Wenen is een historische, gezellige stad aan de Donau
In het voorjaar van 2011 bereiken we de stad Wenen na een lange autoreis van meer dan negen uur. We hebben een appartementje in de voorstad gehuurd en dankzij de navigatie rijden we daar recht op af. Wat we van de voorstad zien vinden we niet direct smaakmakend. Huizen en bedrijven staan gemend door elkaar, wat een beetje een chaotische indruk geeft. Vermoedelijk zijn op open plekken tussen de huizen van oude woonwijken lukraak bedrijven geplaatst. Mooi is anders, maar vooruit: het gaat ons om de binnenstad en daar gaan we morgen naartoe. Eerst moeten we naar het informatiecentrum om wat info over Wenen te verzamelen en een kaart voor het openbaar vervoer te kopen. We willen onze eigen auto wat sparen.
Hoog water in Wenen?
━━━━━━━━━━━━━━━━━━━━
# OPDRACHTEN:
1) Zet de alinea die begint met "In het voorjaar van 2011" uit de tekst over Wenen om in een korte opsomming met de belangrijkste feiten.
2) Schrijf de tekst over Wenen verder, te beginnen na de kop "Hoog water in Wenen?".
━━━━━━━━━━━━━━━━━━━━
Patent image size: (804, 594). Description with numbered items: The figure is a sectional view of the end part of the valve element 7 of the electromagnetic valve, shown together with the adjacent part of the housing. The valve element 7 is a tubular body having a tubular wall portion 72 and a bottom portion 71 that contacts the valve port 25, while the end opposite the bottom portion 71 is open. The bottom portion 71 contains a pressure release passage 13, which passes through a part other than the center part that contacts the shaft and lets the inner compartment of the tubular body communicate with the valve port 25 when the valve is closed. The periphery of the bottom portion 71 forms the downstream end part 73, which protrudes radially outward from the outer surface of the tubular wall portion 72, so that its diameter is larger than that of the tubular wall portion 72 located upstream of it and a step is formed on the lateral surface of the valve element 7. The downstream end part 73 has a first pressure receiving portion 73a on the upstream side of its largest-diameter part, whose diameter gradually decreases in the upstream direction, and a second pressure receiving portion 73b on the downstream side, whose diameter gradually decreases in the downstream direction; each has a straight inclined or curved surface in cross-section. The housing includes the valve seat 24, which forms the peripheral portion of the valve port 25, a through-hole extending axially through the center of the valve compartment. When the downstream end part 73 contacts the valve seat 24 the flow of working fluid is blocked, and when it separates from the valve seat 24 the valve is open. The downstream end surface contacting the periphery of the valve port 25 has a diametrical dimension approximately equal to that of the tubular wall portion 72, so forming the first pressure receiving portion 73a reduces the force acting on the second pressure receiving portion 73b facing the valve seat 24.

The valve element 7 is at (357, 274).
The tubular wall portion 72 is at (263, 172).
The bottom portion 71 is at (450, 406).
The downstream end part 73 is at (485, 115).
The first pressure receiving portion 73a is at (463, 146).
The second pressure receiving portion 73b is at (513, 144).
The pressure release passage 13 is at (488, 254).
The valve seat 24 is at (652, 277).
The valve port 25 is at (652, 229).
━━━━━━━━━━━━━━━━━━━━
# ANTWOORDEN:
1)
- Voorjaar 2011: aankomst in Wenen na een autorit van meer dan negen uur.
- Een gehuurd appartementje in de voorstad, met de navigatie direct gevonden.
- De voorstad maakt een chaotische indruk: huizen en bedrijven staan door elkaar, vermoedelijk doordat bedrijven lukraak op open plekken in oude woonwijken zijn neergezet.
- Het gaat om de binnenstad, waar ze de volgende dag heen gaan.
- Eerst naar het informatiecentrum voor informatie over Wenen en een kaart voor het openbaar vervoer, om de eigen auto te sparen.

2)
Ons appartement ligt in de 'Hochwasserstrasze' en we vragen ons af waar die naam mee te maken heeft. Er blijkt een beekje langs te lopen dat vermoedelijk af en toe bij veel regen zijn water niet meer kwijt kan en dan overstroomt. Aan de overkant van ons appartement is dan ook een prachtig, hoog opgeschoten grasveld, waar niet gebouwd mag worden. Het appartement valt mee: een doelmatige inrichting met alles erop en eraan en vooral schoon. Er is een miniem voortuintje met wat ligstoelen en een zitje. Meer hebben we ook niet nodig.
Wenen en de oorsprong van haar naam
De stad Wenen dankt haar naam (Wien) aan het riviertje de 'Wien' dat midden door de stad loopt. Dit riviertje ontspringt in het Wienerwald, een bosgebied dat net buiten Wenen ligt. Ze mondt binnen Wenen uit in het Donau kanaal. De Wien en de Donau hebben Wenen in het verleden veel wateroverlast bezorgd. De bedding van de Wien is in het verleden sterk verhoogd en ook het extra Donau kanaal is gegraven om de watertoevoer beter te kunnen controleren en beheersen. Vooral de Donau de oude Donau (een oude, kromme loop van de rivier binnen Wenen) bieden burgers en toeristen aangename plekjes om uit te rusten.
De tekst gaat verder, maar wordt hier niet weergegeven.